ITEMS.
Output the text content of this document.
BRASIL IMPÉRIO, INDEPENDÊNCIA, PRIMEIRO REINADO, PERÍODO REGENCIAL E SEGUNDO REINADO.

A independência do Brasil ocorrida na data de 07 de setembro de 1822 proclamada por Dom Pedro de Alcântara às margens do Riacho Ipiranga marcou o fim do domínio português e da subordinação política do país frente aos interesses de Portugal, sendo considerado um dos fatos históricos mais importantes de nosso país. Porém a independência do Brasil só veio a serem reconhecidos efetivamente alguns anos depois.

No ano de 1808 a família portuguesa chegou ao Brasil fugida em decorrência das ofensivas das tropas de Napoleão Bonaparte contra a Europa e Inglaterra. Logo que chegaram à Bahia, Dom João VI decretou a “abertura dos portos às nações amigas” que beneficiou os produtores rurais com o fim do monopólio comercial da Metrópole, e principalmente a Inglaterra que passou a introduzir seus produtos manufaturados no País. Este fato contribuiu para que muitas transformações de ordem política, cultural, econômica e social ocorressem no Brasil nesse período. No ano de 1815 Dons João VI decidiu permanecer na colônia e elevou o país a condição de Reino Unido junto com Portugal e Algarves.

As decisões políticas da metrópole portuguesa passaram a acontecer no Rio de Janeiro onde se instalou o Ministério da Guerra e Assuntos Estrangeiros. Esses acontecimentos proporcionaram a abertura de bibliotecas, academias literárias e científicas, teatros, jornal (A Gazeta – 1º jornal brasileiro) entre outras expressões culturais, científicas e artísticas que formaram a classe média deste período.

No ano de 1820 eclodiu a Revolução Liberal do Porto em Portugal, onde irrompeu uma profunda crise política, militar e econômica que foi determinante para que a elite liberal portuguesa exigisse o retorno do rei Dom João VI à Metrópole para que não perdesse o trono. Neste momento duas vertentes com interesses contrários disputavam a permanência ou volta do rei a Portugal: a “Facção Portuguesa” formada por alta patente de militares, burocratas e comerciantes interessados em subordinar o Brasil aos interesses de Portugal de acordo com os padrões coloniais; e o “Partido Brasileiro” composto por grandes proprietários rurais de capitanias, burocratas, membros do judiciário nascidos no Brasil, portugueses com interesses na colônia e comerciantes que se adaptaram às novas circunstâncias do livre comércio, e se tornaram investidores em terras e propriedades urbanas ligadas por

WHAT THE TASK ASKS. Give the listing again, word for word.

THE ANSWER.
Output the text content of this document.
BRASIL IMPÉRIO, INDEPENDÊNCIA, PRIMEIRO REINADO, PERÍODO REGENCIAL E SEGUNDO REINADO.

A independência do Brasil ocorrida na data de 07 de setembro de 1822 proclamada por Dom Pedro de Alcântara às margens do Riacho Ipiranga marcou o fim do domínio português e da subordinação política do país frente aos interesses de Portugal, sendo considerado um dos fatos históricos mais importantes de nosso país. Porém a independência do Brasil só veio a serem reconhecidos efetivamente alguns anos depois.

No ano de 1808 a família portuguesa chegou ao Brasil fugida em decorrência das ofensivas das tropas de Napoleão Bonaparte contra a Europa e Inglaterra. Logo que chegaram à Bahia, Dom João VI decretou a “abertura dos portos às nações amigas” que beneficiou os produtores rurais com o fim do monopólio comercial da Metrópole, e principalmente a Inglaterra que passou a introduzir seus produtos manufaturados no País. Este fato contribuiu para que muitas transformações de ordem política, cultural, econômica e social ocorressem no Brasil nesse período. No ano de 1815 Dons João VI decidiu permanecer na colônia e elevou o país a condição de Reino Unido junto com Portugal e Algarves.

As decisões políticas da metrópole portuguesa passaram a acontecer no Rio de Janeiro onde se instalou o Ministério da Guerra e Assuntos Estrangeiros. Esses acontecimentos proporcionaram a abertura de bibliotecas, academias literárias e científicas, teatros, jornal (A Gazeta – 1º jornal brasileiro) entre outras expressões culturais, científicas e artísticas que formaram a classe média deste período.

No ano de 1820 eclodiu a Revolução Liberal do Porto em Portugal, onde irrompeu uma profunda crise política, militar e econômica que foi determinante para que a elite liberal portuguesa exigisse o retorno do rei Dom João VI à Metrópole para que não perdesse o trono. Neste momento duas vertentes com interesses contrários disputavam a permanência ou volta do rei a Portugal: a “Facção Portuguesa” formada por alta patente de militares, burocratas e comerciantes interessados em subordinar o Brasil aos interesses de Portugal de acordo com os padrões coloniais; e o “Partido Brasileiro” composto por grandes proprietários rurais de capitanias, burocratas, membros do judiciário nascidos no Brasil, portugueses com interesses na colônia e comerciantes que se adaptaram às novas circunstâncias do livre comércio, e se tornaram investidores em terras e propriedades urbanas ligadas por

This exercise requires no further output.